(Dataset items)
******

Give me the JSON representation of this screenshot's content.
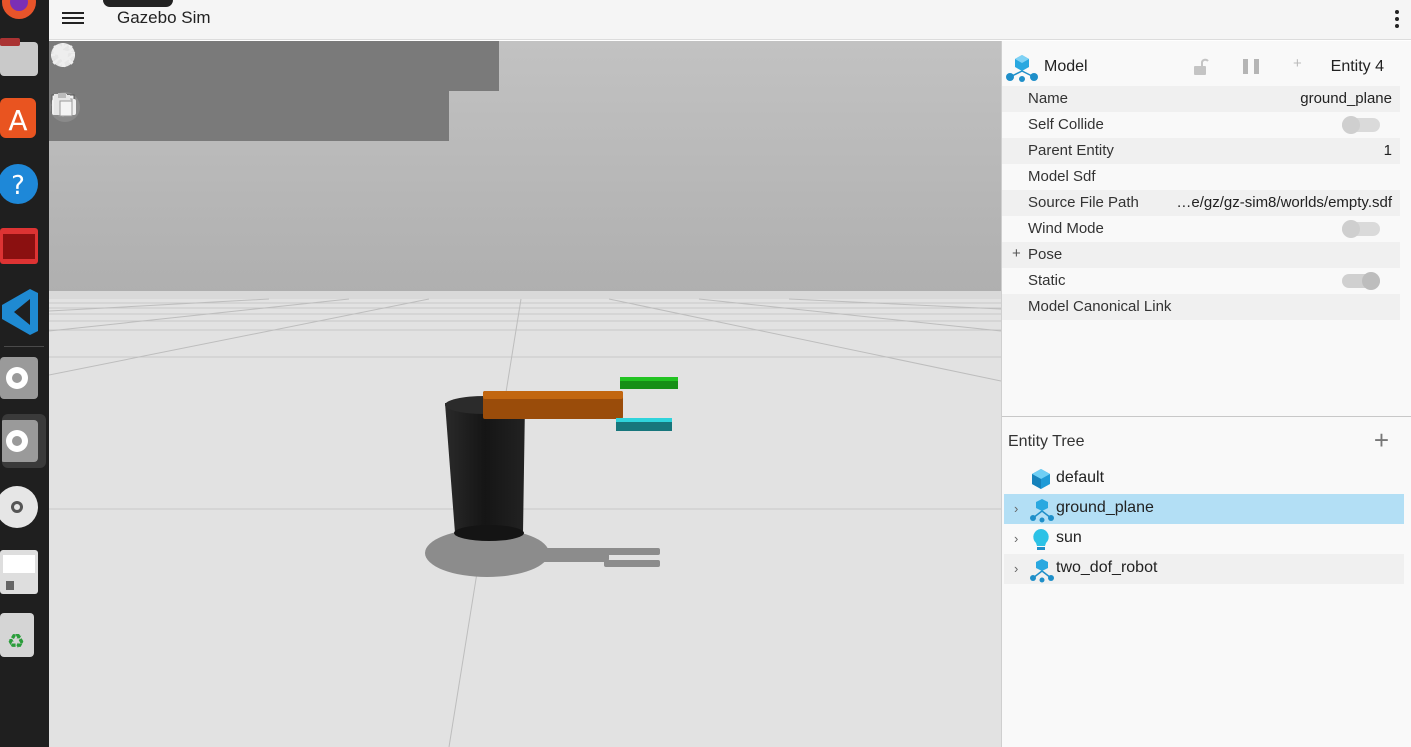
{
  "window": {
    "title": "Gazebo Sim"
  },
  "toolbar": {
    "shapes": [
      "box-icon",
      "sphere-icon",
      "cone-icon",
      "cylinder-icon",
      "capsule-icon",
      "ellipsoid-icon",
      "point-light-icon",
      "directional-light-icon",
      "spot-light-icon"
    ],
    "tools": [
      "select-icon",
      "translate-icon",
      "rotate-icon",
      "transform-control-icon",
      "grid-snap-icon",
      "screenshot-icon",
      "copy-icon",
      "paste-icon"
    ]
  },
  "component_inspector": {
    "title": "Model",
    "entity_label": "Entity 4",
    "rows": [
      {
        "label": "Name",
        "value": "ground_plane"
      },
      {
        "label": "Self Collide",
        "value": ""
      },
      {
        "label": "Parent Entity",
        "value": "1"
      },
      {
        "label": "Model Sdf",
        "value": ""
      },
      {
        "label": "Source File Path",
        "value": "…e/gz/gz-sim8/worlds/empty.sdf"
      },
      {
        "label": "Wind Mode",
        "value": ""
      },
      {
        "label": "Pose",
        "value": ""
      },
      {
        "label": "Static",
        "value": ""
      },
      {
        "label": "Model Canonical Link",
        "value": ""
      }
    ],
    "toggles": {
      "self_collide": false,
      "wind_mode": false,
      "static": true
    }
  },
  "entity_tree": {
    "title": "Entity Tree",
    "add_label": "+",
    "items": [
      {
        "label": "default",
        "icon": "world-cube-icon",
        "expandable": false,
        "selected": false
      },
      {
        "label": "ground_plane",
        "icon": "model-icon",
        "expandable": true,
        "selected": true
      },
      {
        "label": "sun",
        "icon": "light-bulb-icon",
        "expandable": true,
        "selected": false
      },
      {
        "label": "two_dof_robot",
        "icon": "model-icon",
        "expandable": true,
        "selected": false
      }
    ]
  },
  "colors": {
    "selected_row": "#b3dff5",
    "robot_base": "#1a1a1a",
    "robot_arm": "#b35a0c",
    "gripper_top": "#1aa31a",
    "gripper_bottom": "#1b8f96"
  },
  "dock": [
    "firefox-icon",
    "files-icon",
    "app-center-icon",
    "help-icon",
    "terminal-icon",
    "vscode-icon",
    "settings-icon",
    "settings-active-icon",
    "disc-icon",
    "save-icon",
    "trash-icon"
  ]
}
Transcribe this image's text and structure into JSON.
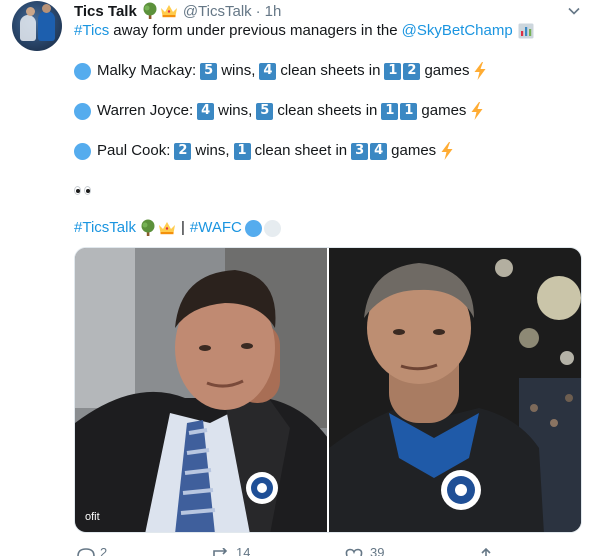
{
  "tweet": {
    "author_name": "Tics Talk",
    "author_handle": "@TicsTalk",
    "time_separator": "·",
    "timestamp": "1h",
    "text_line_1": {
      "hashtag": "#Tics",
      "text": "away form under previous managers in the",
      "mention": "@SkyBetChamp"
    },
    "managers": [
      {
        "name": "Malky Mackay:",
        "wins_value": "5",
        "wins_label": "wins,",
        "clean_sheets_value": "4",
        "clean_sheets_label": "clean sheets in",
        "games_digits": [
          "1",
          "2"
        ],
        "games_label": "games"
      },
      {
        "name": "Warren Joyce:",
        "wins_value": "4",
        "wins_label": "wins,",
        "clean_sheets_value": "5",
        "clean_sheets_label": "clean sheets in",
        "games_digits": [
          "1",
          "1"
        ],
        "games_label": "games"
      },
      {
        "name": "Paul Cook:",
        "wins_value": "2",
        "wins_label": "wins,",
        "clean_sheets_value": "1",
        "clean_sheets_label": "clean sheet in",
        "games_digits": [
          "3",
          "4"
        ],
        "games_label": "games"
      }
    ],
    "hashtags_line": {
      "hashtag_1": "#TicsTalk",
      "separator": "|",
      "hashtag_2": "#WAFC"
    },
    "media_badge_text": "WIGAN ATHLETIC",
    "action_counts": {
      "replies": "2",
      "retweets": "14",
      "likes": "39"
    }
  },
  "colors": {
    "link": "#1b95e0",
    "secondary_text": "#657786",
    "keycap": "#3b88c3",
    "blue_circle": "#55acee",
    "white_circle": "#e6ecf0",
    "lightning": "#ffac33"
  },
  "icons": {
    "badge": [
      "deciduous-tree-icon",
      "crown-icon"
    ],
    "caret": "chevron-down-icon",
    "chart": "bar-chart-icon",
    "lightning": "lightning-icon",
    "eyes": "eyes-icon"
  }
}
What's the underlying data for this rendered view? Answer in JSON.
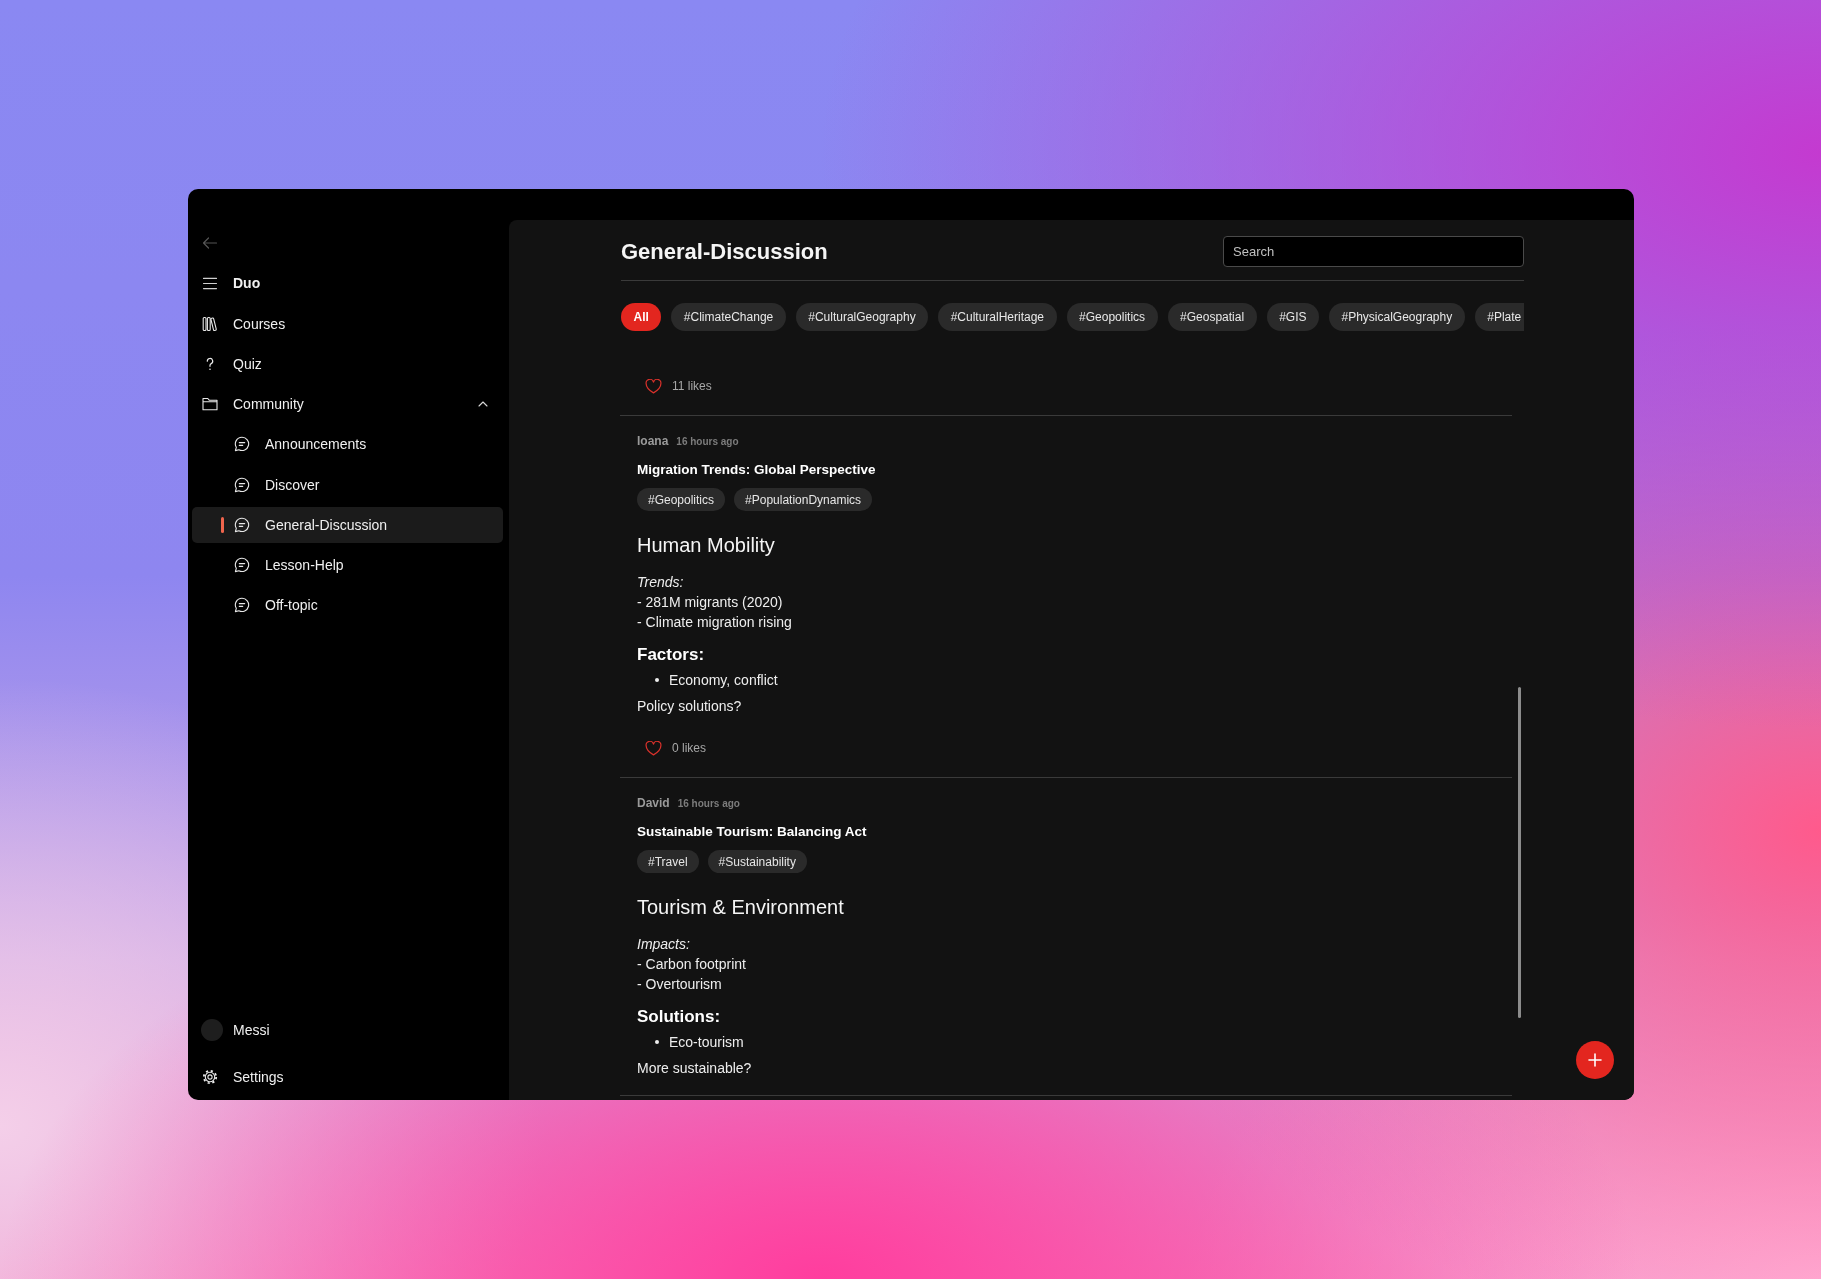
{
  "window": {
    "back_button": {
      "disabled": true
    }
  },
  "sidebar": {
    "app_name": "Duo",
    "items": [
      {
        "label": "Courses",
        "selected": false
      },
      {
        "label": "Quiz",
        "selected": false
      },
      {
        "label": "Community",
        "selected": false,
        "expanded": true,
        "children": [
          {
            "label": "Announcements",
            "selected": false
          },
          {
            "label": "Discover",
            "selected": false
          },
          {
            "label": "General-Discussion",
            "selected": true
          },
          {
            "label": "Lesson-Help",
            "selected": false
          },
          {
            "label": "Off-topic",
            "selected": false
          }
        ]
      }
    ],
    "user": {
      "name": "Messi"
    },
    "settings": {
      "label": "Settings"
    }
  },
  "page": {
    "title": "General-Discussion",
    "search": {
      "placeholder": "Search"
    },
    "filters": [
      {
        "label": "All",
        "selected": true
      },
      {
        "label": "#ClimateChange",
        "selected": false
      },
      {
        "label": "#CulturalGeography",
        "selected": false
      },
      {
        "label": "#CulturalHeritage",
        "selected": false
      },
      {
        "label": "#Geopolitics",
        "selected": false
      },
      {
        "label": "#Geospatial",
        "selected": false
      },
      {
        "label": "#GIS",
        "selected": false
      },
      {
        "label": "#PhysicalGeography",
        "selected": false
      },
      {
        "label": "#Plate",
        "selected": false
      }
    ]
  },
  "posts": [
    {
      "likes": "11 likes"
    },
    {
      "author": "Ioana",
      "time": "16 hours ago",
      "title": "Migration Trends: Global Perspective",
      "tags": [
        "#Geopolitics",
        "#PopulationDynamics"
      ],
      "body": [
        {
          "kind": "heading",
          "text": "Human Mobility"
        },
        {
          "kind": "note",
          "text": "Trends:"
        },
        {
          "kind": "line",
          "text": "- 281M migrants (2020)"
        },
        {
          "kind": "line",
          "text": "- Climate migration rising"
        },
        {
          "kind": "subheading",
          "text": "Factors:"
        },
        {
          "kind": "bullet",
          "text": "Economy, conflict"
        },
        {
          "kind": "paragraph",
          "text": "Policy solutions?"
        }
      ],
      "likes": "0 likes"
    },
    {
      "author": "David",
      "time": "16 hours ago",
      "title": "Sustainable Tourism: Balancing Act",
      "tags": [
        "#Travel",
        "#Sustainability"
      ],
      "body": [
        {
          "kind": "heading",
          "text": "Tourism & Environment"
        },
        {
          "kind": "note",
          "text": "Impacts:"
        },
        {
          "kind": "line",
          "text": "- Carbon footprint"
        },
        {
          "kind": "line",
          "text": "- Overtourism"
        },
        {
          "kind": "subheading",
          "text": "Solutions:"
        },
        {
          "kind": "bullet",
          "text": "Eco-tourism"
        },
        {
          "kind": "paragraph",
          "text": "More sustainable?"
        }
      ]
    }
  ]
}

******

> **WHAT YOU WILL DO**:
Without the pictures, restate each entry exactly.

> **FULL RESPONSE**:
Give me the JSON representation of this screenshot's content.
{
  "window": {
    "title": "Gazebo Sim"
  },
  "toolbar": {
    "shapes": [
      "box-icon",
      "sphere-icon",
      "cone-icon",
      "cylinder-icon",
      "capsule-icon",
      "ellipsoid-icon",
      "point-light-icon",
      "directional-light-icon",
      "spot-light-icon"
    ],
    "tools": [
      "select-icon",
      "translate-icon",
      "rotate-icon",
      "transform-control-icon",
      "grid-snap-icon",
      "screenshot-icon",
      "copy-icon",
      "paste-icon"
    ]
  },
  "component_inspector": {
    "title": "Model",
    "entity_label": "Entity 4",
    "rows": [
      {
        "label": "Name",
        "value": "ground_plane"
      },
      {
        "label": "Self Collide",
        "value": ""
      },
      {
        "label": "Parent Entity",
        "value": "1"
      },
      {
        "label": "Model Sdf",
        "value": ""
      },
      {
        "label": "Source File Path",
        "value": "…e/gz/gz-sim8/worlds/empty.sdf"
      },
      {
        "label": "Wind Mode",
        "value": ""
      },
      {
        "label": "Pose",
        "value": ""
      },
      {
        "label": "Static",
        "value": ""
      },
      {
        "label": "Model Canonical Link",
        "value": ""
      }
    ],
    "toggles": {
      "self_collide": false,
      "wind_mode": false,
      "static": true
    }
  },
  "entity_tree": {
    "title": "Entity Tree",
    "add_label": "+",
    "items": [
      {
        "label": "default",
        "icon": "world-cube-icon",
        "expandable": false,
        "selected": false
      },
      {
        "label": "ground_plane",
        "icon": "model-icon",
        "expandable": true,
        "selected": true
      },
      {
        "label": "sun",
        "icon": "light-bulb-icon",
        "expandable": true,
        "selected": false
      },
      {
        "label": "two_dof_robot",
        "icon": "model-icon",
        "expandable": true,
        "selected": false
      }
    ]
  },
  "colors": {
    "selected_row": "#b3dff5",
    "robot_base": "#1a1a1a",
    "robot_arm": "#b35a0c",
    "gripper_top": "#1aa31a",
    "gripper_bottom": "#1b8f96"
  },
  "dock": [
    "firefox-icon",
    "files-icon",
    "app-center-icon",
    "help-icon",
    "terminal-icon",
    "vscode-icon",
    "settings-icon",
    "settings-active-icon",
    "disc-icon",
    "save-icon",
    "trash-icon"
  ]
}
Transcribe this image's text and structure into JSON.
{
  "tweet": {
    "author_name": "Tics Talk",
    "author_handle": "@TicsTalk",
    "time_separator": "·",
    "timestamp": "1h",
    "text_line_1": {
      "hashtag": "#Tics",
      "text": "away form under previous managers in the",
      "mention": "@SkyBetChamp"
    },
    "managers": [
      {
        "name": "Malky Mackay:",
        "wins_value": "5",
        "wins_label": "wins,",
        "clean_sheets_value": "4",
        "clean_sheets_label": "clean sheets in",
        "games_digits": [
          "1",
          "2"
        ],
        "games_label": "games"
      },
      {
        "name": "Warren Joyce:",
        "wins_value": "4",
        "wins_label": "wins,",
        "clean_sheets_value": "5",
        "clean_sheets_label": "clean sheets in",
        "games_digits": [
          "1",
          "1"
        ],
        "games_label": "games"
      },
      {
        "name": "Paul Cook:",
        "wins_value": "2",
        "wins_label": "wins,",
        "clean_sheets_value": "1",
        "clean_sheets_label": "clean sheet in",
        "games_digits": [
          "3",
          "4"
        ],
        "games_label": "games"
      }
    ],
    "hashtags_line": {
      "hashtag_1": "#TicsTalk",
      "separator": "|",
      "hashtag_2": "#WAFC"
    },
    "media_badge_text": "WIGAN ATHLETIC",
    "action_counts": {
      "replies": "2",
      "retweets": "14",
      "likes": "39"
    }
  },
  "colors": {
    "link": "#1b95e0",
    "secondary_text": "#657786",
    "keycap": "#3b88c3",
    "blue_circle": "#55acee",
    "white_circle": "#e6ecf0",
    "lightning": "#ffac33"
  },
  "icons": {
    "badge": [
      "deciduous-tree-icon",
      "crown-icon"
    ],
    "caret": "chevron-down-icon",
    "chart": "bar-chart-icon",
    "lightning": "lightning-icon",
    "eyes": "eyes-icon"
  }
}
What's the underlying data for this rendered view? Answer in JSON.
{
  "window": {
    "back_button": {
      "disabled": true
    }
  },
  "sidebar": {
    "app_name": "Duo",
    "items": [
      {
        "label": "Courses",
        "selected": false
      },
      {
        "label": "Quiz",
        "selected": false
      },
      {
        "label": "Community",
        "selected": false,
        "expanded": true,
        "children": [
          {
            "label": "Announcements",
            "selected": false
          },
          {
            "label": "Discover",
            "selected": false
          },
          {
            "label": "General-Discussion",
            "selected": true
          },
          {
            "label": "Lesson-Help",
            "selected": false
          },
          {
            "label": "Off-topic",
            "selected": false
          }
        ]
      }
    ],
    "user": {
      "name": "Messi"
    },
    "settings": {
      "label": "Settings"
    }
  },
  "page": {
    "title": "General-Discussion",
    "search": {
      "placeholder": "Search"
    },
    "filters": [
      {
        "label": "All",
        "selected": true
      },
      {
        "label": "#ClimateChange",
        "selected": false
      },
      {
        "label": "#CulturalGeography",
        "selected": false
      },
      {
        "label": "#CulturalHeritage",
        "selected": false
      },
      {
        "label": "#Geopolitics",
        "selected": false
      },
      {
        "label": "#Geospatial",
        "selected": false
      },
      {
        "label": "#GIS",
        "selected": false
      },
      {
        "label": "#PhysicalGeography",
        "selected": false
      },
      {
        "label": "#Plate",
        "selected": false
      }
    ]
  },
  "posts": [
    {
      "likes": "11 likes"
    },
    {
      "author": "Ioana",
      "time": "16 hours ago",
      "title": "Migration Trends: Global Perspective",
      "tags": [
        "#Geopolitics",
        "#PopulationDynamics"
      ],
      "body": [
        {
          "kind": "heading",
          "text": "Human Mobility"
        },
        {
          "kind": "note",
          "text": "Trends:"
        },
        {
          "kind": "line",
          "text": "- 281M migrants (2020)"
        },
        {
          "kind": "line",
          "text": "- Climate migration rising"
        },
        {
          "kind": "subheading",
          "text": "Factors:"
        },
        {
          "kind": "bullet",
          "text": "Economy, conflict"
        },
        {
          "kind": "paragraph",
          "text": "Policy solutions?"
        }
      ],
      "likes": "0 likes"
    },
    {
      "author": "David",
      "time": "16 hours ago",
      "title": "Sustainable Tourism: Balancing Act",
      "tags": [
        "#Travel",
        "#Sustainability"
      ],
      "body": [
        {
          "kind": "heading",
          "text": "Tourism & Environment"
        },
        {
          "kind": "note",
          "text": "Impacts:"
        },
        {
          "kind": "line",
          "text": "- Carbon footprint"
        },
        {
          "kind": "line",
          "text": "- Overtourism"
        },
        {
          "kind": "subheading",
          "text": "Solutions:"
        },
        {
          "kind": "bullet",
          "text": "Eco-tourism"
        },
        {
          "kind": "paragraph",
          "text": "More sustainable?"
        }
      ]
    }
  ]
}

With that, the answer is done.